Read the records below. Copy each line where the string "between" occurs.

Figure contents as structured data:

--- START ---

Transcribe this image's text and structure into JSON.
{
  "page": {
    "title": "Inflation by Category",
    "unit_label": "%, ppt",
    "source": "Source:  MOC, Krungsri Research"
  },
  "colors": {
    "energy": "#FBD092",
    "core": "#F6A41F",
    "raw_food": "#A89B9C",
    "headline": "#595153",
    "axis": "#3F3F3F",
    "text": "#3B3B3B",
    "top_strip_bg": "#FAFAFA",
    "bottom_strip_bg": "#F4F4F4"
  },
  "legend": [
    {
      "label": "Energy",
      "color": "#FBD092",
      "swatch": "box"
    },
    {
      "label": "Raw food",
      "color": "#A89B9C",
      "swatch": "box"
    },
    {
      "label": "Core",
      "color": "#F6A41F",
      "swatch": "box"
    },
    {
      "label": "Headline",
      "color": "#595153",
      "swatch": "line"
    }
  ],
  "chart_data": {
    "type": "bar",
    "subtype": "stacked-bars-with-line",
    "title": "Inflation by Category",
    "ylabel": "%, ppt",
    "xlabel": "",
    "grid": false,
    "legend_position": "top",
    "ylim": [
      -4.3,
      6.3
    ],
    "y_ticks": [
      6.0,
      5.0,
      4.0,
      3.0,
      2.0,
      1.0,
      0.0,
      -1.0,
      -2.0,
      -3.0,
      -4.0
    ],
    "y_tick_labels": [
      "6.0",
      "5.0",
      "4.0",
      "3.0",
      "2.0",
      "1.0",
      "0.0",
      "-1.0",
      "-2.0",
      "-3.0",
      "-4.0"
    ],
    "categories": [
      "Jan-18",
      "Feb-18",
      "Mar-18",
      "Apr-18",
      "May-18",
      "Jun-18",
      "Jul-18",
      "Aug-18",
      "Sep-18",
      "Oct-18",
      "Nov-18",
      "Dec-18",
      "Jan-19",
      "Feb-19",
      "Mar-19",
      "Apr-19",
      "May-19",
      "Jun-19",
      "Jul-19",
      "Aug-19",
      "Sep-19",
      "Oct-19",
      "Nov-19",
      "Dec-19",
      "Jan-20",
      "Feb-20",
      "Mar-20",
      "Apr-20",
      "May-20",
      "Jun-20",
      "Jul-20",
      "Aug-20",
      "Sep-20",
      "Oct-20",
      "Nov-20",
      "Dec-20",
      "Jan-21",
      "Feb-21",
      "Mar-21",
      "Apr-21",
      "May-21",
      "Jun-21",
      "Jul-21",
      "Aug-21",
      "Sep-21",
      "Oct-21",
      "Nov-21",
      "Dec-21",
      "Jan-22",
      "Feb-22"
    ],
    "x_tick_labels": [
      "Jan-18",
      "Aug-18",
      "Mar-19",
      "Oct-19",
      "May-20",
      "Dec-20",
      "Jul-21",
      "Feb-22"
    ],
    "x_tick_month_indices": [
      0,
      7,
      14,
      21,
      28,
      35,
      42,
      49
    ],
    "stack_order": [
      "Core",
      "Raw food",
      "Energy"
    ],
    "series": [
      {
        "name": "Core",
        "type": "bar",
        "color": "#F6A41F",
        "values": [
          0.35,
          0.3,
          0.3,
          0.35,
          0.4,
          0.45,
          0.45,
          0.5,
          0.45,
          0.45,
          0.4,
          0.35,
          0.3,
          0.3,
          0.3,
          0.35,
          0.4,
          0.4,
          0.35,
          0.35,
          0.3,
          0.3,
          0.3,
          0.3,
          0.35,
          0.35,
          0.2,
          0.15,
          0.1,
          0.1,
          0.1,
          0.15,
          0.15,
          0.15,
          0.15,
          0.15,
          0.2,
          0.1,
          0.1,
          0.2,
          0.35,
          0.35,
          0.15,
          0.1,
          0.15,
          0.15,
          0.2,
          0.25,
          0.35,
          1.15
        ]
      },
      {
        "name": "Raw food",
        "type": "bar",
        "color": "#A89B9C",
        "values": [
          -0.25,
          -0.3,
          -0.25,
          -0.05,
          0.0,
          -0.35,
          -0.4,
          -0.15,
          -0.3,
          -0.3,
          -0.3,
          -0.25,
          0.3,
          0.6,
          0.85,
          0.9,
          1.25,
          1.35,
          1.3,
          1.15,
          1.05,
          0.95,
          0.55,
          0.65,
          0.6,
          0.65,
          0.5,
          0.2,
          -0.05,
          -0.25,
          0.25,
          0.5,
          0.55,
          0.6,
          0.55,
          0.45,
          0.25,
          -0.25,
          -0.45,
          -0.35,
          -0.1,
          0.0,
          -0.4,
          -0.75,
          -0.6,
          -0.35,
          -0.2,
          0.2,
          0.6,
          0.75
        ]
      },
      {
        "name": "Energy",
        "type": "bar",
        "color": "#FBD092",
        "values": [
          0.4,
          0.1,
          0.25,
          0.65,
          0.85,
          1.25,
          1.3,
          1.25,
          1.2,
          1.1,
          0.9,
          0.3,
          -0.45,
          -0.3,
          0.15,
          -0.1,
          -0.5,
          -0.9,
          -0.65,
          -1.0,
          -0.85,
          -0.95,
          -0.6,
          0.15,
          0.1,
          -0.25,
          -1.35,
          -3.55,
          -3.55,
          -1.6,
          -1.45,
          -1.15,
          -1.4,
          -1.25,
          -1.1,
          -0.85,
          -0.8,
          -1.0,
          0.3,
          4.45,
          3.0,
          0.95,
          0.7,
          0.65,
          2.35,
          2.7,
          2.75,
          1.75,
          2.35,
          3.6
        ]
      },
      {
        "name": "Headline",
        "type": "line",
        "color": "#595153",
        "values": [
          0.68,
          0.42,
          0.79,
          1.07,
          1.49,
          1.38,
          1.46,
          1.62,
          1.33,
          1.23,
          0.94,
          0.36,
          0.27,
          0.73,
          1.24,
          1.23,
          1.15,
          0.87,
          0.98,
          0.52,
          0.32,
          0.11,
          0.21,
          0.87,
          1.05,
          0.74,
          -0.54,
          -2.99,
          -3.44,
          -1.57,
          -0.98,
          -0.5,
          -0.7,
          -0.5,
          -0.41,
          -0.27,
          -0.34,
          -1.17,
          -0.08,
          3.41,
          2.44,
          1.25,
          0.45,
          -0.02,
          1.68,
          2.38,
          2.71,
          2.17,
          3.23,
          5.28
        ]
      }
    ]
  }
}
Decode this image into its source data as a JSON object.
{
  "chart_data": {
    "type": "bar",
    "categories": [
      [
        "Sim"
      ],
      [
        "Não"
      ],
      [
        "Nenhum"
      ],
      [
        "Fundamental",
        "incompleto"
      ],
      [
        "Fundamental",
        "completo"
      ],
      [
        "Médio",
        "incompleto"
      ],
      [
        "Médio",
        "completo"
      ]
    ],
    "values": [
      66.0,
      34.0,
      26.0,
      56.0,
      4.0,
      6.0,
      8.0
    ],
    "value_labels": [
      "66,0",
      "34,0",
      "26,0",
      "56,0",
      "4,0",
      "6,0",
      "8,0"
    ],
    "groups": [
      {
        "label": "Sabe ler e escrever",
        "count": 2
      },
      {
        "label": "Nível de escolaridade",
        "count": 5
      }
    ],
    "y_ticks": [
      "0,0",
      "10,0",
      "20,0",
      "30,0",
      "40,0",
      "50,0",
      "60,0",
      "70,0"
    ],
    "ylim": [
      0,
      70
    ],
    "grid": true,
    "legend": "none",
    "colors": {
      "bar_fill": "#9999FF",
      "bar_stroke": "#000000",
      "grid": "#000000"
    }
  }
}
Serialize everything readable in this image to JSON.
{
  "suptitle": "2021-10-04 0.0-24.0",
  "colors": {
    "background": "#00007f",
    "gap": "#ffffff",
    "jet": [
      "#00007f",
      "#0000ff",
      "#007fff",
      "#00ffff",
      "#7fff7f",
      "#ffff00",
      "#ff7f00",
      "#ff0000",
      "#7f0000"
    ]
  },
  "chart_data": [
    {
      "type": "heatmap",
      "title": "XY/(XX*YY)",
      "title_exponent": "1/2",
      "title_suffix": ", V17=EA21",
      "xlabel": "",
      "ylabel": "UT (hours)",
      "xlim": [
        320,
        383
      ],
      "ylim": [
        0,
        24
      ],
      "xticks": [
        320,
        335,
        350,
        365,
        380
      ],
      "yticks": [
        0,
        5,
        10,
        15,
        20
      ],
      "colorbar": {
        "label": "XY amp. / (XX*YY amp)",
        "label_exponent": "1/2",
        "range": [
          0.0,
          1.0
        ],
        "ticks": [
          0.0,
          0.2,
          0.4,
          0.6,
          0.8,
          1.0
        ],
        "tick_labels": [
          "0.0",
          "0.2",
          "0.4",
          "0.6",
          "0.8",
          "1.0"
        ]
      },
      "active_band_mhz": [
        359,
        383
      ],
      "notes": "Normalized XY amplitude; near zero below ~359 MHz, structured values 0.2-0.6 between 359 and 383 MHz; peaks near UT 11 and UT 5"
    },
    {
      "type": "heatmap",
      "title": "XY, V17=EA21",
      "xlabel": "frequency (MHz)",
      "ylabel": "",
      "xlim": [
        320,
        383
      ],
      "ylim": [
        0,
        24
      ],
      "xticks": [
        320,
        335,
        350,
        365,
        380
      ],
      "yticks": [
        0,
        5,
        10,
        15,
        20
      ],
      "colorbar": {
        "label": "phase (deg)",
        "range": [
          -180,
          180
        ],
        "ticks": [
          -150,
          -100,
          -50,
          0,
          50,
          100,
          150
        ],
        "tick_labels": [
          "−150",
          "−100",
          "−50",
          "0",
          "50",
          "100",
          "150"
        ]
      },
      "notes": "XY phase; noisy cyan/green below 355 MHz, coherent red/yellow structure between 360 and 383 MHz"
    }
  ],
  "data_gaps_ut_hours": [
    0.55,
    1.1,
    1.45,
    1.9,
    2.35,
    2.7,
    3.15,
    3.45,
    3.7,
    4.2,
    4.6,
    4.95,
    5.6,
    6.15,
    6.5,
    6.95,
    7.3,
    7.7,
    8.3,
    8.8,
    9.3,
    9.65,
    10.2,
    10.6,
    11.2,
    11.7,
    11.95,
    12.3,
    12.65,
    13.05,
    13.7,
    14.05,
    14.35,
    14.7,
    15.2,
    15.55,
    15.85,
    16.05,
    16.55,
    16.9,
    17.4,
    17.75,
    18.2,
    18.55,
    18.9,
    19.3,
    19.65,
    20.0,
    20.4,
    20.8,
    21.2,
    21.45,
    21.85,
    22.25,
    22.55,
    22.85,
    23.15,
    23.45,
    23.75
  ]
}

--- END ---

**OUTPUT FOR THIS EXERCISE:**
      "notes": "Normalized XY amplitude; near zero below ~359 MHz, structured values 0.2-0.6 between 359 and 383 MHz; peaks near UT 11 and UT 5"
      "notes": "XY phase; noisy cyan/green below 355 MHz, coherent red/yellow structure between 360 and 383 MHz"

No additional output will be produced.